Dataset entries
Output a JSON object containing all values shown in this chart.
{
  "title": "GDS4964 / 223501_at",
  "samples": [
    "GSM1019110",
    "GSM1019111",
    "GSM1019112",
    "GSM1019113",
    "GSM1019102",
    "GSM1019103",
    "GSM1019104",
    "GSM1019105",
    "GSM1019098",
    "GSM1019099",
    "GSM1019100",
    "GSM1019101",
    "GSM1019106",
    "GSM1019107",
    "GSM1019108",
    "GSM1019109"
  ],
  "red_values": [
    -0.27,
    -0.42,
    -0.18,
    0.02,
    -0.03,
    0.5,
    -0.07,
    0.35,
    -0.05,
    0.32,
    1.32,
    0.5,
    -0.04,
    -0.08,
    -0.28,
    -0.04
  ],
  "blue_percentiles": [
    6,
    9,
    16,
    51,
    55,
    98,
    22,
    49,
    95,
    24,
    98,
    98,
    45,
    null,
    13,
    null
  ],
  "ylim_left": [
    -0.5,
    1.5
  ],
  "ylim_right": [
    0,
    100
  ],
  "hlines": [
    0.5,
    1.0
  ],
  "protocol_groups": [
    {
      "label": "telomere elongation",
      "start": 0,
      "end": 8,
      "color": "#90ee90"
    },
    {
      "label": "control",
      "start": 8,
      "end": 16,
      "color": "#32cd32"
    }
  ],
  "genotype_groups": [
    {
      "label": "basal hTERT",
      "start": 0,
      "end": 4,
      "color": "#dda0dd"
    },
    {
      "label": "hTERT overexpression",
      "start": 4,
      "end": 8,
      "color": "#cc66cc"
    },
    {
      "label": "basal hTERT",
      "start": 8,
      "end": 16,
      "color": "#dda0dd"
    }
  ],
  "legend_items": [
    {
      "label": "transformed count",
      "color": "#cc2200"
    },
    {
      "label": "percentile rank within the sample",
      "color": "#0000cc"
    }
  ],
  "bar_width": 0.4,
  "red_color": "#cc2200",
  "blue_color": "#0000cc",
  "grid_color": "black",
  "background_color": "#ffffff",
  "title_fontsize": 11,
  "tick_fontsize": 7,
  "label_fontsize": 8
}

EXERCISE PROMPT
Repeat all of the records above exactly as they appear.

SOLUTION
Output a JSON object containing all values shown in this chart.
{
  "title": "GDS4964 / 223501_at",
  "samples": [
    "GSM1019110",
    "GSM1019111",
    "GSM1019112",
    "GSM1019113",
    "GSM1019102",
    "GSM1019103",
    "GSM1019104",
    "GSM1019105",
    "GSM1019098",
    "GSM1019099",
    "GSM1019100",
    "GSM1019101",
    "GSM1019106",
    "GSM1019107",
    "GSM1019108",
    "GSM1019109"
  ],
  "red_values": [
    -0.27,
    -0.42,
    -0.18,
    0.02,
    -0.03,
    0.5,
    -0.07,
    0.35,
    -0.05,
    0.32,
    1.32,
    0.5,
    -0.04,
    -0.08,
    -0.28,
    -0.04
  ],
  "blue_percentiles": [
    6,
    9,
    16,
    51,
    55,
    98,
    22,
    49,
    95,
    24,
    98,
    98,
    45,
    null,
    13,
    null
  ],
  "ylim_left": [
    -0.5,
    1.5
  ],
  "ylim_right": [
    0,
    100
  ],
  "hlines": [
    0.5,
    1.0
  ],
  "protocol_groups": [
    {
      "label": "telomere elongation",
      "start": 0,
      "end": 8,
      "color": "#90ee90"
    },
    {
      "label": "control",
      "start": 8,
      "end": 16,
      "color": "#32cd32"
    }
  ],
  "genotype_groups": [
    {
      "label": "basal hTERT",
      "start": 0,
      "end": 4,
      "color": "#dda0dd"
    },
    {
      "label": "hTERT overexpression",
      "start": 4,
      "end": 8,
      "color": "#cc66cc"
    },
    {
      "label": "basal hTERT",
      "start": 8,
      "end": 16,
      "color": "#dda0dd"
    }
  ],
  "legend_items": [
    {
      "label": "transformed count",
      "color": "#cc2200"
    },
    {
      "label": "percentile rank within the sample",
      "color": "#0000cc"
    }
  ],
  "bar_width": 0.4,
  "red_color": "#cc2200",
  "blue_color": "#0000cc",
  "grid_color": "black",
  "background_color": "#ffffff",
  "title_fontsize": 11,
  "tick_fontsize": 7,
  "label_fontsize": 8
}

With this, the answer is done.